--- Begin ---
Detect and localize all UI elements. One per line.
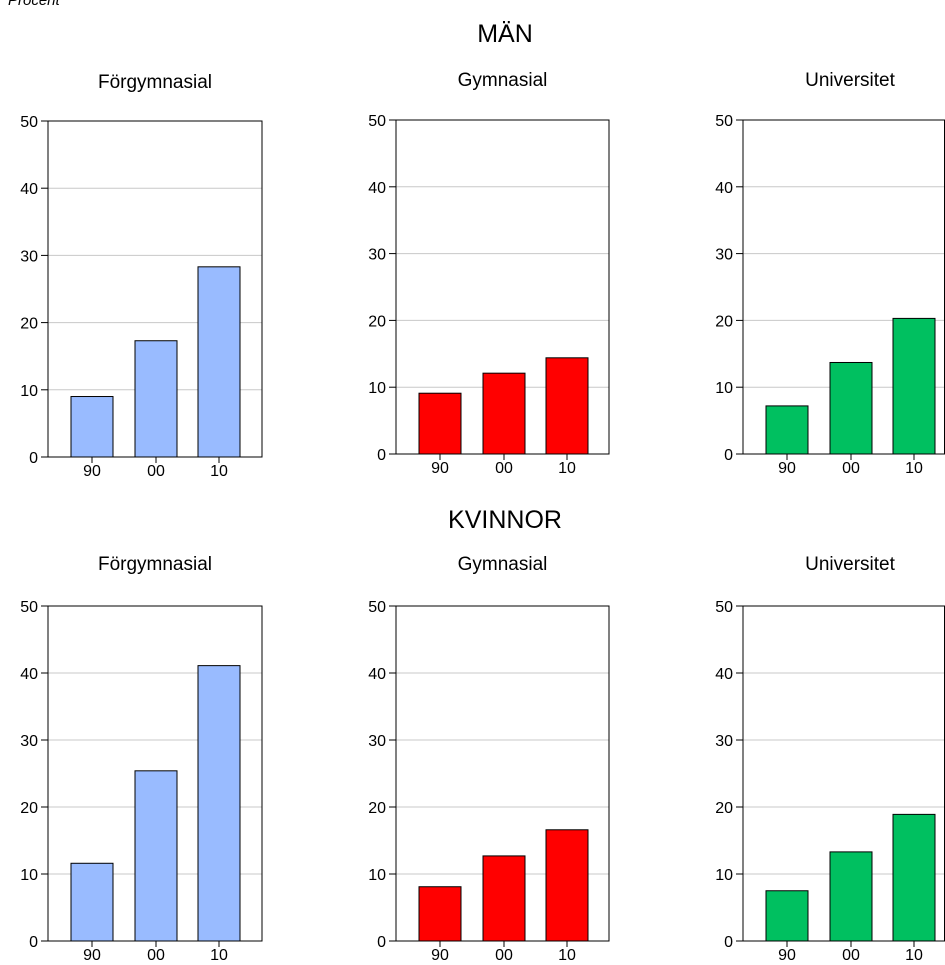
- chart-panel-4: Förgymnasial 0 10 20 30 40 50 90 00 10: [20, 554, 263, 964]
- y-tick-label: 40: [368, 180, 386, 197]
- y-tick-label: 0: [724, 934, 733, 951]
- panel-title: Universitet: [805, 554, 895, 575]
- bar: [892, 813, 936, 942]
- y-tick-label: 10: [20, 383, 38, 400]
- y-tick-label: 10: [368, 380, 386, 397]
- y-tick-label: 20: [20, 800, 38, 817]
- panel-title: Förgymnasial: [98, 554, 212, 575]
- y-tick-label: 20: [715, 313, 733, 330]
- bar: [765, 890, 809, 942]
- x-tick-label: 00: [495, 460, 513, 477]
- chart-panel-6: Universitet 0 10 20 30 40 50 90 00 10: [715, 554, 945, 964]
- y-tick-label: 20: [368, 800, 386, 817]
- y-tick-label: 10: [715, 867, 733, 884]
- group-title-men: MÄN: [477, 20, 533, 48]
- bar: [765, 405, 809, 455]
- y-tick-label: 10: [20, 867, 38, 884]
- chart-panel-5: Gymnasial 0 10 20 30 40 50 90 00 10: [368, 554, 610, 964]
- y-tick-label: 30: [715, 733, 733, 750]
- x-tick-label: 90: [778, 947, 796, 960]
- chart-panel-1: Förgymnasial 0 10 20 30 40 50 90 00 10: [20, 72, 263, 480]
- y-tick-label: 10: [368, 867, 386, 884]
- bar: [545, 829, 589, 942]
- y-tick-label: 30: [368, 247, 386, 264]
- x-tick-label: 00: [842, 947, 860, 960]
- y-tick-label: 20: [368, 313, 386, 330]
- panel-title: Universitet: [805, 70, 895, 91]
- y-tick-label: 20: [20, 316, 38, 333]
- y-tick-label: 30: [368, 733, 386, 750]
- y-tick-label: 0: [29, 934, 38, 951]
- y-tick-label: 50: [715, 113, 733, 130]
- x-tick-label: 90: [431, 947, 449, 960]
- x-tick-label: 10: [558, 460, 576, 477]
- group-title-women: KVINNOR: [448, 506, 562, 534]
- y-tick-label: 20: [715, 800, 733, 817]
- x-tick-label: 00: [495, 947, 513, 960]
- x-tick-label: 10: [210, 463, 228, 480]
- bar: [134, 770, 178, 942]
- x-tick-label: 90: [83, 947, 101, 960]
- x-tick-label: 10: [905, 947, 923, 960]
- y-tick-label: 30: [715, 247, 733, 264]
- chart-panel-2: Gymnasial 0 10 20 30 40 50 90 00 10: [368, 70, 610, 477]
- x-tick-label: 00: [147, 463, 165, 480]
- bar: [197, 266, 241, 458]
- y-tick-label: 30: [20, 733, 38, 750]
- bar: [482, 855, 526, 942]
- y-tick-label: 40: [368, 666, 386, 683]
- bar: [892, 317, 936, 455]
- panel-title: Gymnasial: [458, 554, 548, 575]
- y-tick-label: 50: [20, 599, 38, 616]
- y-tick-label: 0: [377, 934, 386, 951]
- y-tick-label: 50: [368, 599, 386, 616]
- y-tick-label: 40: [20, 181, 38, 198]
- bar: [829, 851, 873, 942]
- bar: [197, 665, 241, 942]
- chart-panel-3: Universitet 0 10 20 30 40 50 90 00 10: [715, 70, 945, 477]
- unit-label: Procent: [8, 0, 61, 9]
- x-tick-label: 00: [842, 460, 860, 477]
- y-tick-label: 40: [715, 666, 733, 683]
- panel-title: Gymnasial: [458, 70, 548, 91]
- y-tick-label: 40: [20, 666, 38, 683]
- bar: [70, 862, 114, 942]
- y-tick-label: 50: [20, 114, 38, 131]
- x-tick-label: 00: [147, 947, 165, 960]
- bar: [829, 361, 873, 455]
- bar: [418, 392, 462, 455]
- y-tick-label: 0: [29, 450, 38, 467]
- y-tick-label: 0: [377, 447, 386, 464]
- y-tick-label: 40: [715, 180, 733, 197]
- panel-title: Förgymnasial: [98, 72, 212, 93]
- y-tick-label: 0: [724, 447, 733, 464]
- y-tick-label: 30: [20, 248, 38, 265]
- bar: [545, 357, 589, 455]
- x-tick-label: 10: [210, 947, 228, 960]
- y-tick-label: 50: [368, 113, 386, 130]
- x-tick-label: 90: [83, 463, 101, 480]
- y-tick-label: 10: [715, 380, 733, 397]
- x-tick-label: 10: [558, 947, 576, 960]
- x-tick-label: 90: [778, 460, 796, 477]
- x-tick-label: 10: [905, 460, 923, 477]
- bar: [418, 886, 462, 942]
- bar: [70, 396, 114, 458]
- x-tick-label: 90: [431, 460, 449, 477]
- y-tick-label: 50: [715, 599, 733, 616]
- bar: [134, 340, 178, 458]
- bar: [482, 372, 526, 455]
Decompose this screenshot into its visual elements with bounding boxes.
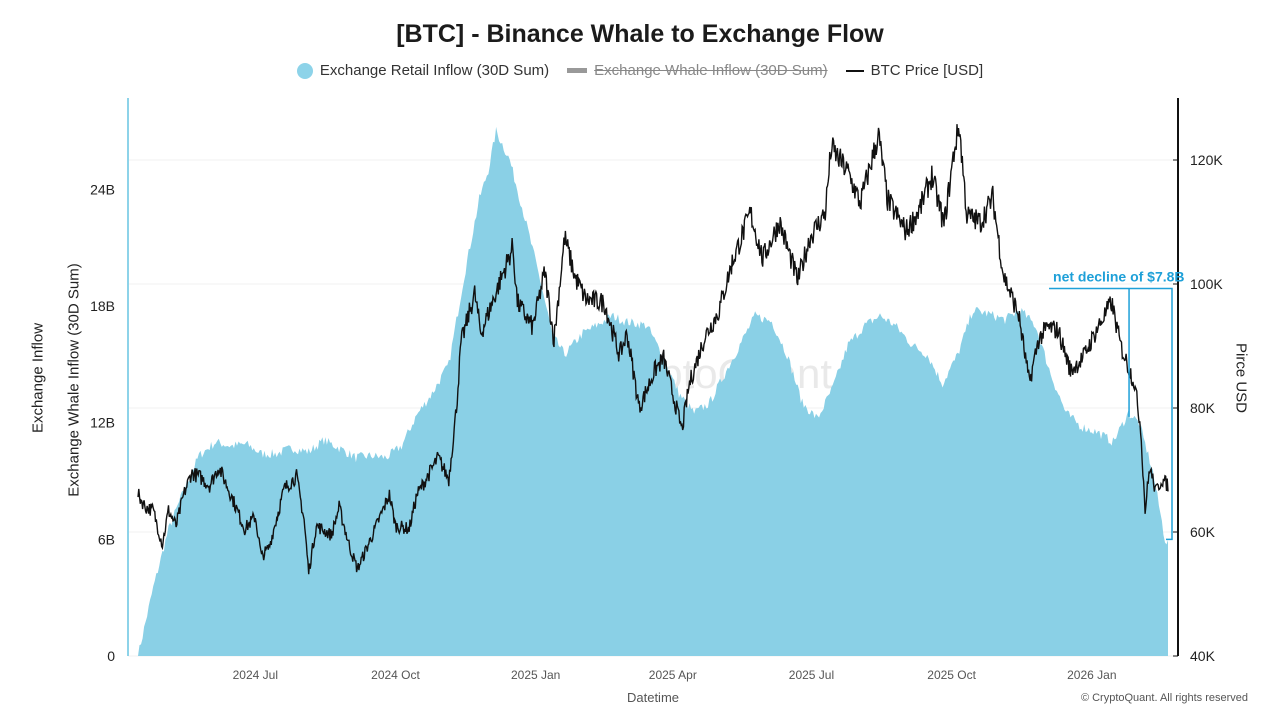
x-tick-label: 2024 Oct — [371, 668, 420, 682]
legend: Exchange Retail Inflow (30D Sum) Exchang… — [0, 62, 1280, 79]
x-axis-ticks: 2024 Jul 2024 Oct 2025 Jan 2025 Apr 2025 Jul… — [233, 668, 1117, 682]
annotation-bracket — [1049, 287, 1173, 541]
right-tick-label: 120K — [1190, 152, 1223, 168]
x-axis-label: Datetime — [626, 690, 680, 705]
x-tick-label: 2025 Jan — [511, 668, 560, 682]
x-tick-label: 2026 Jan — [1067, 668, 1116, 682]
left-tick-label: 18B — [90, 298, 115, 314]
retail-inflow-area — [138, 126, 1168, 656]
legend-swatch-whale — [567, 68, 588, 73]
copyright-credit: © CryptoQuant. All rights reserved — [1080, 692, 1248, 704]
left-axis-ticks: 0 6B 12B 18B 24B — [90, 181, 115, 664]
legend-label-retail: Exchange Retail Inflow (30D Sum) — [319, 62, 550, 79]
right-tick-label: 100K — [1190, 276, 1223, 292]
btc-price-line — [137, 124, 1169, 575]
legend-label-price: BTC Price [USD] — [870, 62, 984, 79]
left-tick-label: 24B — [90, 181, 115, 197]
legend-label-whale: Exchange Whale Inflow (30D Sum) — [594, 62, 828, 79]
legend-item-btc-price[interactable]: BTC Price [USD] — [845, 62, 984, 79]
legend-swatch-price — [845, 69, 864, 72]
x-tick-label: 2025 Oct — [927, 668, 976, 682]
left-tick-label: 12B — [90, 415, 115, 431]
chart-title: [BTC] - Binance Whale to Exchange Flow — [396, 20, 884, 48]
left-tick-label: 6B — [98, 531, 115, 547]
net-decline-annotation: net decline of $7.8B — [1049, 269, 1185, 541]
legend-item-whale-inflow[interactable]: Exchange Whale Inflow (30D Sum) — [567, 62, 828, 79]
right-axis-ticks: 40K 60K 80K 100K 120K — [1173, 152, 1223, 664]
right-tick-label: 60K — [1190, 524, 1216, 540]
annotation-label: net decline of $7.8B — [1053, 269, 1184, 285]
x-tick-label: 2024 Jul — [233, 668, 278, 682]
left-tick-label: 0 — [107, 648, 115, 664]
right-tick-label: 80K — [1190, 400, 1216, 416]
legend-swatch-retail — [296, 62, 313, 79]
x-tick-label: 2025 Jul — [789, 668, 834, 682]
legend-item-retail-inflow[interactable]: Exchange Retail Inflow (30D Sum) — [296, 62, 550, 79]
right-tick-label: 40K — [1190, 648, 1216, 664]
x-tick-label: 2025 Apr — [649, 668, 697, 682]
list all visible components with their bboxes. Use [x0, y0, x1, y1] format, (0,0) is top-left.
--- End ---
◆ **STATED EXERCISE**
Extract every line of the items above verbatim, leaving out the pictures.

◆ **OUTPUT BELOW**
Detect and localize all UI elements. One per line.
- chart-panel-4: Förgymnasial 0 10 20 30 40 50 90 00 10: [20, 554, 263, 964]
- y-tick-label: 40: [368, 180, 386, 197]
- y-tick-label: 0: [724, 934, 733, 951]
- panel-title: Universitet: [805, 554, 895, 575]
- bar: [892, 813, 936, 942]
- y-tick-label: 10: [20, 383, 38, 400]
- y-tick-label: 10: [368, 380, 386, 397]
- y-tick-label: 20: [20, 800, 38, 817]
- panel-title: Förgymnasial: [98, 554, 212, 575]
- y-tick-label: 20: [715, 313, 733, 330]
- bar: [765, 890, 809, 942]
- x-tick-label: 00: [495, 460, 513, 477]
- chart-panel-6: Universitet 0 10 20 30 40 50 90 00 10: [715, 554, 945, 964]
- y-tick-label: 20: [368, 800, 386, 817]
- y-tick-label: 10: [715, 867, 733, 884]
- group-title-men: MÄN: [477, 20, 533, 48]
- bar: [765, 405, 809, 455]
- y-tick-label: 10: [20, 867, 38, 884]
- chart-panel-5: Gymnasial 0 10 20 30 40 50 90 00 10: [368, 554, 610, 964]
- y-tick-label: 30: [715, 733, 733, 750]
- x-tick-label: 90: [778, 947, 796, 960]
- chart-panel-1: Förgymnasial 0 10 20 30 40 50 90 00 10: [20, 72, 263, 480]
- y-tick-label: 10: [368, 867, 386, 884]
- bar: [545, 829, 589, 942]
- y-tick-label: 30: [368, 247, 386, 264]
- x-tick-label: 00: [842, 947, 860, 960]
- y-tick-label: 20: [368, 313, 386, 330]
- panel-title: Universitet: [805, 70, 895, 91]
- y-tick-label: 20: [20, 316, 38, 333]
- y-tick-label: 30: [368, 733, 386, 750]
- y-tick-label: 0: [29, 934, 38, 951]
- y-tick-label: 50: [715, 113, 733, 130]
- x-tick-label: 90: [431, 947, 449, 960]
- x-tick-label: 10: [558, 460, 576, 477]
- group-title-women: KVINNOR: [448, 506, 562, 534]
- y-tick-label: 20: [715, 800, 733, 817]
- x-tick-label: 00: [495, 947, 513, 960]
- x-tick-label: 10: [210, 463, 228, 480]
- bar: [134, 770, 178, 942]
- x-tick-label: 90: [83, 947, 101, 960]
- x-tick-label: 10: [905, 947, 923, 960]
- y-tick-label: 30: [715, 247, 733, 264]
- chart-panel-2: Gymnasial 0 10 20 30 40 50 90 00 10: [368, 70, 610, 477]
- x-tick-label: 00: [147, 463, 165, 480]
- bar: [197, 266, 241, 458]
- y-tick-label: 30: [20, 733, 38, 750]
- bar: [482, 855, 526, 942]
- y-tick-label: 40: [368, 666, 386, 683]
- bar: [892, 317, 936, 455]
- panel-title: Gymnasial: [458, 554, 548, 575]
- y-tick-label: 50: [20, 599, 38, 616]
- y-tick-label: 0: [377, 934, 386, 951]
- y-tick-label: 50: [368, 599, 386, 616]
- y-tick-label: 40: [20, 181, 38, 198]
- bar: [829, 851, 873, 942]
- bar: [197, 665, 241, 942]
- chart-panel-3: Universitet 0 10 20 30 40 50 90 00 10: [715, 70, 945, 477]
- unit-label: Procent: [8, 0, 61, 9]
- x-tick-label: 00: [842, 460, 860, 477]
- y-tick-label: 40: [715, 666, 733, 683]
- panel-title: Gymnasial: [458, 70, 548, 91]
- y-tick-label: 40: [20, 666, 38, 683]
- bar: [70, 862, 114, 942]
- y-tick-label: 50: [20, 114, 38, 131]
- x-tick-label: 00: [147, 947, 165, 960]
- bar: [829, 361, 873, 455]
- bar: [418, 392, 462, 455]
- y-tick-label: 0: [29, 450, 38, 467]
- y-tick-label: 0: [377, 447, 386, 464]
- y-tick-label: 40: [715, 180, 733, 197]
- panel-title: Förgymnasial: [98, 72, 212, 93]
- y-tick-label: 0: [724, 447, 733, 464]
- y-tick-label: 30: [20, 248, 38, 265]
- bar: [545, 357, 589, 455]
- x-tick-label: 10: [210, 947, 228, 960]
- y-tick-label: 50: [368, 113, 386, 130]
- x-tick-label: 90: [83, 463, 101, 480]
- y-tick-label: 10: [715, 380, 733, 397]
- x-tick-label: 10: [558, 947, 576, 960]
- x-tick-label: 90: [778, 460, 796, 477]
- x-tick-label: 10: [905, 460, 923, 477]
- bar: [418, 886, 462, 942]
- bar: [70, 396, 114, 458]
- x-tick-label: 90: [431, 460, 449, 477]
- y-tick-label: 50: [715, 599, 733, 616]
- bar: [134, 340, 178, 458]
- bar: [482, 372, 526, 455]
Decompose this screenshot into its visual elements with bounding boxes.
x-tick-label: 2024 Oct — [371, 668, 420, 682]
legend: Exchange Retail Inflow (30D Sum) Exchang… — [0, 62, 1280, 79]
x-axis-ticks: 2024 Jul 2024 Oct 2025 Jan 2025 Apr 2025 Jul… — [233, 668, 1117, 682]
annotation-bracket — [1049, 287, 1173, 541]
right-tick-label: 120K — [1190, 152, 1223, 168]
x-axis-label: Datetime — [626, 690, 680, 705]
x-tick-label: 2025 Jan — [511, 668, 560, 682]
x-tick-label: 2026 Jan — [1067, 668, 1116, 682]
left-tick-label: 18B — [90, 298, 115, 314]
retail-inflow-area — [138, 126, 1168, 656]
legend-swatch-whale — [567, 68, 588, 73]
copyright-credit: © CryptoQuant. All rights reserved — [1080, 692, 1248, 704]
left-axis-ticks: 0 6B 12B 18B 24B — [90, 181, 115, 664]
legend-label-retail: Exchange Retail Inflow (30D Sum) — [319, 62, 550, 79]
right-tick-label: 100K — [1190, 276, 1223, 292]
btc-price-line — [137, 124, 1169, 575]
legend-label-price: BTC Price [USD] — [870, 62, 984, 79]
left-tick-label: 24B — [90, 181, 115, 197]
legend-label-whale: Exchange Whale Inflow (30D Sum) — [594, 62, 828, 79]
legend-item-btc-price[interactable]: BTC Price [USD] — [845, 62, 984, 79]
legend-swatch-price — [845, 69, 864, 72]
x-tick-label: 2025 Oct — [927, 668, 976, 682]
left-tick-label: 12B — [90, 415, 115, 431]
chart-title: [BTC] - Binance Whale to Exchange Flow — [396, 20, 884, 48]
left-tick-label: 6B — [98, 531, 115, 547]
net-decline-annotation: net decline of $7.8B — [1049, 269, 1185, 541]
legend-item-whale-inflow[interactable]: Exchange Whale Inflow (30D Sum) — [567, 62, 828, 79]
right-axis-ticks: 40K 60K 80K 100K 120K — [1173, 152, 1223, 664]
right-tick-label: 60K — [1190, 524, 1216, 540]
annotation-label: net decline of $7.8B — [1053, 269, 1184, 285]
x-tick-label: 2024 Jul — [233, 668, 278, 682]
left-tick-label: 0 — [107, 648, 115, 664]
right-tick-label: 80K — [1190, 400, 1216, 416]
legend-swatch-retail — [296, 62, 313, 79]
x-tick-label: 2025 Jul — [789, 668, 834, 682]
legend-item-retail-inflow[interactable]: Exchange Retail Inflow (30D Sum) — [296, 62, 550, 79]
right-tick-label: 40K — [1190, 648, 1216, 664]
x-tick-label: 2025 Apr — [649, 668, 697, 682]
list all visible components with their bboxes. Use [x0, y0, x1, y1] format, (0,0) is top-left.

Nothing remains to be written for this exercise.